_Given exercise:_ Write out the data below in full, unchanged, minus the images.

_Excerpted records:_
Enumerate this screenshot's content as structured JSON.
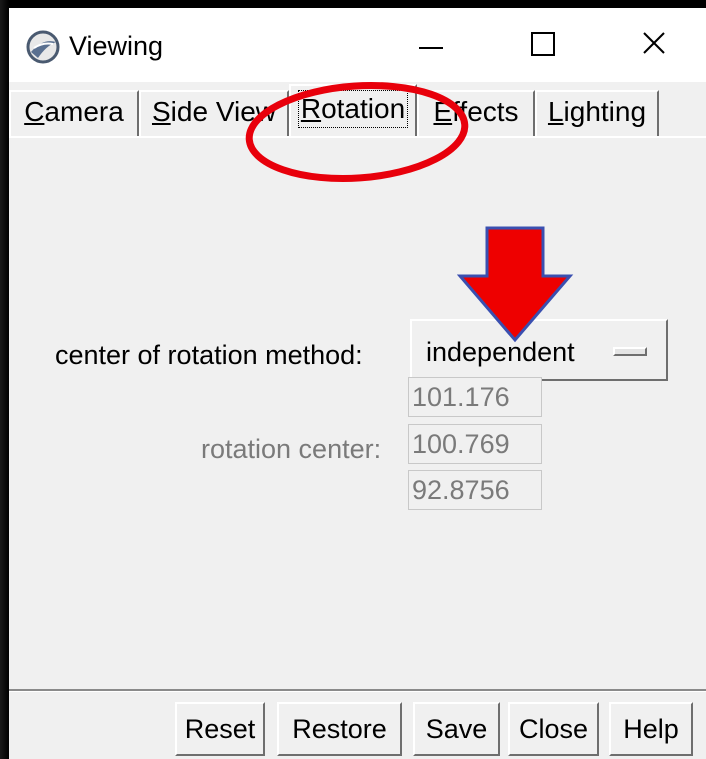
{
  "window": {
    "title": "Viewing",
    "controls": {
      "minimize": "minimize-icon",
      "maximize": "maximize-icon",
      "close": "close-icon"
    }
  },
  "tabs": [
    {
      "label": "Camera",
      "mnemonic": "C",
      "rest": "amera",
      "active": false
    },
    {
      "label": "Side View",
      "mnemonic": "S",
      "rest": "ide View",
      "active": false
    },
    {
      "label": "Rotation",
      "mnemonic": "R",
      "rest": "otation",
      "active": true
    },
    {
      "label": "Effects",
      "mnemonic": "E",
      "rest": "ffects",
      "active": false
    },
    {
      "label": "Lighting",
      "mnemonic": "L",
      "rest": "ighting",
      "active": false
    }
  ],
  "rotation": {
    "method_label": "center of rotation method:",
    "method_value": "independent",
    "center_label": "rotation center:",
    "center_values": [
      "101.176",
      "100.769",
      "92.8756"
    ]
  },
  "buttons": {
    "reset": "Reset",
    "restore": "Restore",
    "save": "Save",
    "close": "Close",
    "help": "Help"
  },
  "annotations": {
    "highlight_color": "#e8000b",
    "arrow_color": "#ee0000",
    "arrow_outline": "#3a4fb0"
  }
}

_Task solution:_
Enumerate this screenshot's content as structured JSON.
{
  "window": {
    "title": "Viewing",
    "controls": {
      "minimize": "minimize-icon",
      "maximize": "maximize-icon",
      "close": "close-icon"
    }
  },
  "tabs": [
    {
      "label": "Camera",
      "mnemonic": "C",
      "rest": "amera",
      "active": false
    },
    {
      "label": "Side View",
      "mnemonic": "S",
      "rest": "ide View",
      "active": false
    },
    {
      "label": "Rotation",
      "mnemonic": "R",
      "rest": "otation",
      "active": true
    },
    {
      "label": "Effects",
      "mnemonic": "E",
      "rest": "ffects",
      "active": false
    },
    {
      "label": "Lighting",
      "mnemonic": "L",
      "rest": "ighting",
      "active": false
    }
  ],
  "rotation": {
    "method_label": "center of rotation method:",
    "method_value": "independent",
    "center_label": "rotation center:",
    "center_values": [
      "101.176",
      "100.769",
      "92.8756"
    ]
  },
  "buttons": {
    "reset": "Reset",
    "restore": "Restore",
    "save": "Save",
    "close": "Close",
    "help": "Help"
  },
  "annotations": {
    "highlight_color": "#e8000b",
    "arrow_color": "#ee0000",
    "arrow_outline": "#3a4fb0"
  }
}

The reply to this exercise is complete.